▸ Objective
Find the word "figure" in the material below and gather every line that contains it.

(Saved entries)
>>
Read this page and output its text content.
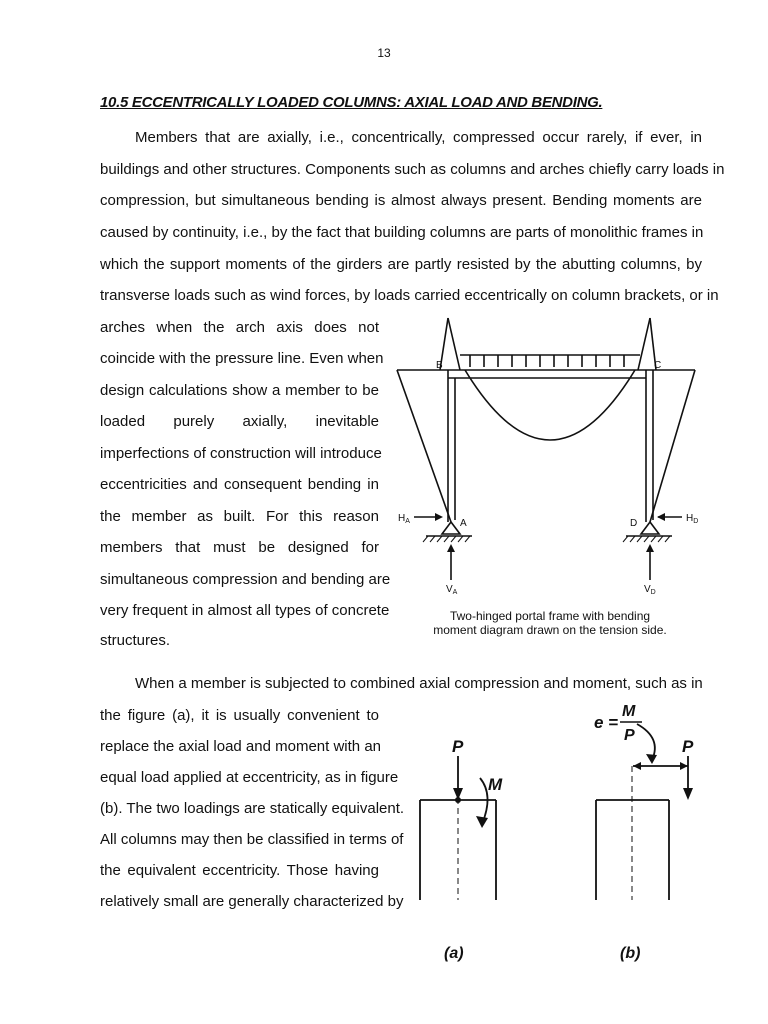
13
10.5 ECCENTRICALLY LOADED COLUMNS: AXIAL LOAD AND BENDING.
Members that are axially, i.e., concentrically, compressed occur rarely, if ever, in
buildings and other structures. Components such as columns and arches chiefly carry loads in
compression, but simultaneous bending is almost always present. Bending moments are
caused by continuity, i.e., by the fact that building columns are parts of monolithic frames in
which the support moments of the girders are partly resisted by the abutting columns, by
transverse loads such as wind forces, by loads carried eccentrically on column brackets, or in
arches when the arch axis does not
coincide with the pressure line. Even when
design calculations show a member to be
loaded purely axially, inevitable
imperfections of construction will introduce
eccentricities and consequent bending in
the member as built. For this reason
members that must be designed for
simultaneous compression and bending are
very frequent in almost all types of concrete
structures.
When a member is subjected to combined axial compression and moment, such as in
the figure (a), it is usually convenient to
replace the axial load and moment with an
equal load applied at eccentricity, as in figure
(b). The two loadings are statically equivalent.
All columns may then be classified in terms of
the equivalent eccentricity. Those having
relatively small are generally characterized by
B	C
A	D
$H_A$	$H_D$
$V_A$	$V_D$
Two-hinged portal frame with bending
moment diagram drawn on the tension side.
P
M
P
e =
M
P
(a)	(b)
<<
▸ Problem solution
the figure (a), it is usually convenient to
equal load applied at eccentricity, as in figure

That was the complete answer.